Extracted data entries
━━━━━━━━

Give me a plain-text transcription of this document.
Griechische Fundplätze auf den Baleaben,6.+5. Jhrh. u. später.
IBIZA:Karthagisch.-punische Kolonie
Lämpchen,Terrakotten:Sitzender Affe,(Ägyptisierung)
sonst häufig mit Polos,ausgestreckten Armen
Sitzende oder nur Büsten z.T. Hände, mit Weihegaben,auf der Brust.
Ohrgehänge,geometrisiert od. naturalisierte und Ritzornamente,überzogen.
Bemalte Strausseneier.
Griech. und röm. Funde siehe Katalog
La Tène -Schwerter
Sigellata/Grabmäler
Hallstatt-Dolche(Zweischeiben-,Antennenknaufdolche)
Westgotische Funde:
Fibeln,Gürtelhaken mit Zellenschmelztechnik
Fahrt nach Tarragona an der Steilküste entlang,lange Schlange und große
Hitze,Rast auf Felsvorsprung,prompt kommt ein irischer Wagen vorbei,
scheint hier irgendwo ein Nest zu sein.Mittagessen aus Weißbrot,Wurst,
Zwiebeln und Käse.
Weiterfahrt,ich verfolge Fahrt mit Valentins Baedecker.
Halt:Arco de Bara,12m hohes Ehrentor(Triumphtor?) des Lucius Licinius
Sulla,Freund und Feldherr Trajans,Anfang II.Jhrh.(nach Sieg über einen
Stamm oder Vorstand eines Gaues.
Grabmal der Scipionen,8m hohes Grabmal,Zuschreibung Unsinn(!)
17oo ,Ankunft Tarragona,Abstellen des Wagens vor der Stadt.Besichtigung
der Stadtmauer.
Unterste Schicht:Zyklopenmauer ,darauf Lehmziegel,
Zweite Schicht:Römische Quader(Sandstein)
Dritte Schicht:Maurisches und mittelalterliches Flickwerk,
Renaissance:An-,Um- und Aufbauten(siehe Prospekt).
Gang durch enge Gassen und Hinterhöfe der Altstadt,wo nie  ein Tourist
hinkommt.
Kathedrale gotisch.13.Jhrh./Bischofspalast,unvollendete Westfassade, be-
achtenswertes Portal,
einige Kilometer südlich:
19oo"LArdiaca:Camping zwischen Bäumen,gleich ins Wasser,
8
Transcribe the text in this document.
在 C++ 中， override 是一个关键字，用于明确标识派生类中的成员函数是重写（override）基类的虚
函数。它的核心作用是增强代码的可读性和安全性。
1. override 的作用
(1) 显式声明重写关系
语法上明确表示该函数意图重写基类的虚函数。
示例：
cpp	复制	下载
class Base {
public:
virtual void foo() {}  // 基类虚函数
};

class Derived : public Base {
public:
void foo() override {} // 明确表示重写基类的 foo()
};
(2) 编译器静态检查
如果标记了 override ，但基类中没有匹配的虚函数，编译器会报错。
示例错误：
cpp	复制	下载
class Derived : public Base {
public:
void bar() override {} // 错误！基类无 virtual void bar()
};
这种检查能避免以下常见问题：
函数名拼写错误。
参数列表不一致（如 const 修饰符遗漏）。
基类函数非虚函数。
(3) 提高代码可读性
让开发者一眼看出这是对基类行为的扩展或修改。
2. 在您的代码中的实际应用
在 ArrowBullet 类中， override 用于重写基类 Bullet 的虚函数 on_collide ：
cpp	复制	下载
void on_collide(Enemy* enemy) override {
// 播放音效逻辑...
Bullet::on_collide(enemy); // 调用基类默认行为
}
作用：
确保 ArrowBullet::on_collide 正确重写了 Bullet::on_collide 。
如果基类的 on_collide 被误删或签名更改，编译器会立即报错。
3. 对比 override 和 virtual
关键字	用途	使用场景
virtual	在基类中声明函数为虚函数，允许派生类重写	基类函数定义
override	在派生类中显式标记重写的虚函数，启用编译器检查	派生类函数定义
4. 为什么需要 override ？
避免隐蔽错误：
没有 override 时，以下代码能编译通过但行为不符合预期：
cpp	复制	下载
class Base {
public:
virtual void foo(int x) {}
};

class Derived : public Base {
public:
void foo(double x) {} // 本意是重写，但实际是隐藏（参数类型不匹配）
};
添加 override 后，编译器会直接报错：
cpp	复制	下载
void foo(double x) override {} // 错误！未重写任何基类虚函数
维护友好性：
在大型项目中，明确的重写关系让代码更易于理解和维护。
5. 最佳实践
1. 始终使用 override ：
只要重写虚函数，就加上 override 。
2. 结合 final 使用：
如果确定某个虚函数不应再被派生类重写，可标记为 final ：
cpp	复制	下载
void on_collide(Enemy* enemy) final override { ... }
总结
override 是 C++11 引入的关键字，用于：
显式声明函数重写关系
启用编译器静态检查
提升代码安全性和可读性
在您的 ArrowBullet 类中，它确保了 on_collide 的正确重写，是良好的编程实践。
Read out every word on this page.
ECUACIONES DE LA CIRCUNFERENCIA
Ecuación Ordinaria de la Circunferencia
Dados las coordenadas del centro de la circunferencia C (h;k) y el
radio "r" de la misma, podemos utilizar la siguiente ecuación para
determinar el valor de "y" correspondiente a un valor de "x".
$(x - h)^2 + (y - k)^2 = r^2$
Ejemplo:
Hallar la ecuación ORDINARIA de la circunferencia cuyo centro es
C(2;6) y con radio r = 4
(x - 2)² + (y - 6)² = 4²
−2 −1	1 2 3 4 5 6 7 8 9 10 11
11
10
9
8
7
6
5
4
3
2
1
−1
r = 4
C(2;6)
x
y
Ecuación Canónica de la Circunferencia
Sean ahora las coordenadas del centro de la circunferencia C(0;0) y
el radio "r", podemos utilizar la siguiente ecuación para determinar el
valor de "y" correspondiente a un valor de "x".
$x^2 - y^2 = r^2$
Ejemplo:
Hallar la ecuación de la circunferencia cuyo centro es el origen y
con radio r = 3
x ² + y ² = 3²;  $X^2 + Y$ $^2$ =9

━━━━━━━━

The request
Extract the data exactly as given.

Result
Give me a plain-text transcription of this document.
Griechische Fundplätze auf den Baleaben,6.+5. Jhrh. u. später.
IBIZA:Karthagisch.-punische Kolonie
Lämpchen,Terrakotten:Sitzender Affe,(Ägyptisierung)
sonst häufig mit Polos,ausgestreckten Armen
Sitzende oder nur Büsten z.T. Hände, mit Weihegaben,auf der Brust.
Ohrgehänge,geometrisiert od. naturalisierte und Ritzornamente,überzogen.
Bemalte Strausseneier.
Griech. und röm. Funde siehe Katalog
La Tène -Schwerter
Sigellata/Grabmäler
Hallstatt-Dolche(Zweischeiben-,Antennenknaufdolche)
Westgotische Funde:
Fibeln,Gürtelhaken mit Zellenschmelztechnik
Fahrt nach Tarragona an der Steilküste entlang,lange Schlange und große
Hitze,Rast auf Felsvorsprung,prompt kommt ein irischer Wagen vorbei,
scheint hier irgendwo ein Nest zu sein.Mittagessen aus Weißbrot,Wurst,
Zwiebeln und Käse.
Weiterfahrt,ich verfolge Fahrt mit Valentins Baedecker.
Halt:Arco de Bara,12m hohes Ehrentor(Triumphtor?) des Lucius Licinius
Sulla,Freund und Feldherr Trajans,Anfang II.Jhrh.(nach Sieg über einen
Stamm oder Vorstand eines Gaues.
Grabmal der Scipionen,8m hohes Grabmal,Zuschreibung Unsinn(!)
17oo ,Ankunft Tarragona,Abstellen des Wagens vor der Stadt.Besichtigung
der Stadtmauer.
Unterste Schicht:Zyklopenmauer ,darauf Lehmziegel,
Zweite Schicht:Römische Quader(Sandstein)
Dritte Schicht:Maurisches und mittelalterliches Flickwerk,
Renaissance:An-,Um- und Aufbauten(siehe Prospekt).
Gang durch enge Gassen und Hinterhöfe der Altstadt,wo nie  ein Tourist
hinkommt.
Kathedrale gotisch.13.Jhrh./Bischofspalast,unvollendete Westfassade, be-
achtenswertes Portal,
einige Kilometer südlich:
19oo"LArdiaca:Camping zwischen Bäumen,gleich ins Wasser,
8
Transcribe the text in this document.
在 C++ 中， override 是一个关键字，用于明确标识派生类中的成员函数是重写（override）基类的虚
函数。它的核心作用是增强代码的可读性和安全性。
1. override 的作用
(1) 显式声明重写关系
语法上明确表示该函数意图重写基类的虚函数。
示例：
cpp	复制	下载
class Base {
public:
virtual void foo() {}  // 基类虚函数
};

class Derived : public Base {
public:
void foo() override {} // 明确表示重写基类的 foo()
};
(2) 编译器静态检查
如果标记了 override ，但基类中没有匹配的虚函数，编译器会报错。
示例错误：
cpp	复制	下载
class Derived : public Base {
public:
void bar() override {} // 错误！基类无 virtual void bar()
};
这种检查能避免以下常见问题：
函数名拼写错误。
参数列表不一致（如 const 修饰符遗漏）。
基类函数非虚函数。
(3) 提高代码可读性
让开发者一眼看出这是对基类行为的扩展或修改。
2. 在您的代码中的实际应用
在 ArrowBullet 类中， override 用于重写基类 Bullet 的虚函数 on_collide ：
cpp	复制	下载
void on_collide(Enemy* enemy) override {
// 播放音效逻辑...
Bullet::on_collide(enemy); // 调用基类默认行为
}
作用：
确保 ArrowBullet::on_collide 正确重写了 Bullet::on_collide 。
如果基类的 on_collide 被误删或签名更改，编译器会立即报错。
3. 对比 override 和 virtual
关键字	用途	使用场景
virtual	在基类中声明函数为虚函数，允许派生类重写	基类函数定义
override	在派生类中显式标记重写的虚函数，启用编译器检查	派生类函数定义
4. 为什么需要 override ？
避免隐蔽错误：
没有 override 时，以下代码能编译通过但行为不符合预期：
cpp	复制	下载
class Base {
public:
virtual void foo(int x) {}
};

class Derived : public Base {
public:
void foo(double x) {} // 本意是重写，但实际是隐藏（参数类型不匹配）
};
添加 override 后，编译器会直接报错：
cpp	复制	下载
void foo(double x) override {} // 错误！未重写任何基类虚函数
维护友好性：
在大型项目中，明确的重写关系让代码更易于理解和维护。
5. 最佳实践
1. 始终使用 override ：
只要重写虚函数，就加上 override 。
2. 结合 final 使用：
如果确定某个虚函数不应再被派生类重写，可标记为 final ：
cpp	复制	下载
void on_collide(Enemy* enemy) final override { ... }
总结
override 是 C++11 引入的关键字，用于：
显式声明函数重写关系
启用编译器静态检查
提升代码安全性和可读性
在您的 ArrowBullet 类中，它确保了 on_collide 的正确重写，是良好的编程实践。
Read out every word on this page.
ECUACIONES DE LA CIRCUNFERENCIA
Ecuación Ordinaria de la Circunferencia
Dados las coordenadas del centro de la circunferencia C (h;k) y el
radio "r" de la misma, podemos utilizar la siguiente ecuación para
determinar el valor de "y" correspondiente a un valor de "x".
$(x - h)^2 + (y - k)^2 = r^2$
Ejemplo:
Hallar la ecuación ORDINARIA de la circunferencia cuyo centro es
C(2;6) y con radio r = 4
(x - 2)² + (y - 6)² = 4²
−2 −1	1 2 3 4 5 6 7 8 9 10 11
11
10
9
8
7
6
5
4
3
2
1
−1
r = 4
C(2;6)
x
y
Ecuación Canónica de la Circunferencia
Sean ahora las coordenadas del centro de la circunferencia C(0;0) y
el radio "r", podemos utilizar la siguiente ecuación para determinar el
valor de "y" correspondiente a un valor de "x".
$x^2 - y^2 = r^2$
Ejemplo:
Hallar la ecuación de la circunferencia cuyo centro es el origen y
con radio r = 3
x ² + y ² = 3²;  $X^2 + Y$ $^2$ =9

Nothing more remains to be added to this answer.